▶ TASK DATA
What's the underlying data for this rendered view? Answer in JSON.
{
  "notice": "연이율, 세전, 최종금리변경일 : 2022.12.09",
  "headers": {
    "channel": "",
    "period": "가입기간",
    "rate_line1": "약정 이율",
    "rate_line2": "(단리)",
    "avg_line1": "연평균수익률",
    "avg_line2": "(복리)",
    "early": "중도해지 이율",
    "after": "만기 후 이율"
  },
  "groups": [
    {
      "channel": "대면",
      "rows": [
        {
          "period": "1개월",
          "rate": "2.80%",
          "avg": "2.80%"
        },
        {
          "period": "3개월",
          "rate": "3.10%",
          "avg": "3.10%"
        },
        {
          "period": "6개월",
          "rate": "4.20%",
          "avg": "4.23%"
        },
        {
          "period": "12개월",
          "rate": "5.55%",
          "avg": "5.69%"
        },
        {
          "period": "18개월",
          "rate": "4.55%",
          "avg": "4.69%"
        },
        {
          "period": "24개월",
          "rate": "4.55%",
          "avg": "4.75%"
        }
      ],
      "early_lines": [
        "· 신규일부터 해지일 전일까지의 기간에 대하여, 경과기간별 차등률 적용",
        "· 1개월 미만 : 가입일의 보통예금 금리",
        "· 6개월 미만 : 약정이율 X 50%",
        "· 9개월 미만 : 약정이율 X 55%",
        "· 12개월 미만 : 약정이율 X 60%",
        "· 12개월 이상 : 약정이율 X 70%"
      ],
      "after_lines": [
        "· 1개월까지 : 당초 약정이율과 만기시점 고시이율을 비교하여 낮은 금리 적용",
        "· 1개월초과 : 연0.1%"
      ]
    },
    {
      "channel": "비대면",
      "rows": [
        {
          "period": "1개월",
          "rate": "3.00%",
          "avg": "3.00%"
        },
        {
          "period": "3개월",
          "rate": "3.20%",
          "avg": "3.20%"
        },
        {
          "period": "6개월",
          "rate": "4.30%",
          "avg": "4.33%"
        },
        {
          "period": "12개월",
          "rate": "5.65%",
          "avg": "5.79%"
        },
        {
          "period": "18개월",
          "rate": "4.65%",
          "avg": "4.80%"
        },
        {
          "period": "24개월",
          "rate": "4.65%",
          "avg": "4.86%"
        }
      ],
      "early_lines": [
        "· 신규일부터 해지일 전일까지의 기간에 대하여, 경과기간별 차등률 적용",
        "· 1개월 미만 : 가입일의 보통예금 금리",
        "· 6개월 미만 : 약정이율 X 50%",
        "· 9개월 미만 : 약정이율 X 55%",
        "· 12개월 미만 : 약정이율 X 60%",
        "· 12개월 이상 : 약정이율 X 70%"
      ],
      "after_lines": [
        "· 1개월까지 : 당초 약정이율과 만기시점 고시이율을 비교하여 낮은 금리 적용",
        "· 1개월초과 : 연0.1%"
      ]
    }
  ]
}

▶ GIVEN INSTRUCTION
Extract the complete listing above, reproducing each line exactly.

▶ ANSWER TO THIS EXERCISE
What's the underlying data for this rendered view? Answer in JSON.
{
  "notice": "연이율, 세전, 최종금리변경일 : 2022.12.09",
  "headers": {
    "channel": "",
    "period": "가입기간",
    "rate_line1": "약정 이율",
    "rate_line2": "(단리)",
    "avg_line1": "연평균수익률",
    "avg_line2": "(복리)",
    "early": "중도해지 이율",
    "after": "만기 후 이율"
  },
  "groups": [
    {
      "channel": "대면",
      "rows": [
        {
          "period": "1개월",
          "rate": "2.80%",
          "avg": "2.80%"
        },
        {
          "period": "3개월",
          "rate": "3.10%",
          "avg": "3.10%"
        },
        {
          "period": "6개월",
          "rate": "4.20%",
          "avg": "4.23%"
        },
        {
          "period": "12개월",
          "rate": "5.55%",
          "avg": "5.69%"
        },
        {
          "period": "18개월",
          "rate": "4.55%",
          "avg": "4.69%"
        },
        {
          "period": "24개월",
          "rate": "4.55%",
          "avg": "4.75%"
        }
      ],
      "early_lines": [
        "· 신규일부터 해지일 전일까지의 기간에 대하여, 경과기간별 차등률 적용",
        "· 1개월 미만 : 가입일의 보통예금 금리",
        "· 6개월 미만 : 약정이율 X 50%",
        "· 9개월 미만 : 약정이율 X 55%",
        "· 12개월 미만 : 약정이율 X 60%",
        "· 12개월 이상 : 약정이율 X 70%"
      ],
      "after_lines": [
        "· 1개월까지 : 당초 약정이율과 만기시점 고시이율을 비교하여 낮은 금리 적용",
        "· 1개월초과 : 연0.1%"
      ]
    },
    {
      "channel": "비대면",
      "rows": [
        {
          "period": "1개월",
          "rate": "3.00%",
          "avg": "3.00%"
        },
        {
          "period": "3개월",
          "rate": "3.20%",
          "avg": "3.20%"
        },
        {
          "period": "6개월",
          "rate": "4.30%",
          "avg": "4.33%"
        },
        {
          "period": "12개월",
          "rate": "5.65%",
          "avg": "5.79%"
        },
        {
          "period": "18개월",
          "rate": "4.65%",
          "avg": "4.80%"
        },
        {
          "period": "24개월",
          "rate": "4.65%",
          "avg": "4.86%"
        }
      ],
      "early_lines": [
        "· 신규일부터 해지일 전일까지의 기간에 대하여, 경과기간별 차등률 적용",
        "· 1개월 미만 : 가입일의 보통예금 금리",
        "· 6개월 미만 : 약정이율 X 50%",
        "· 9개월 미만 : 약정이율 X 55%",
        "· 12개월 미만 : 약정이율 X 60%",
        "· 12개월 이상 : 약정이율 X 70%"
      ],
      "after_lines": [
        "· 1개월까지 : 당초 약정이율과 만기시점 고시이율을 비교하여 낮은 금리 적용",
        "· 1개월초과 : 연0.1%"
      ]
    }
  ]
}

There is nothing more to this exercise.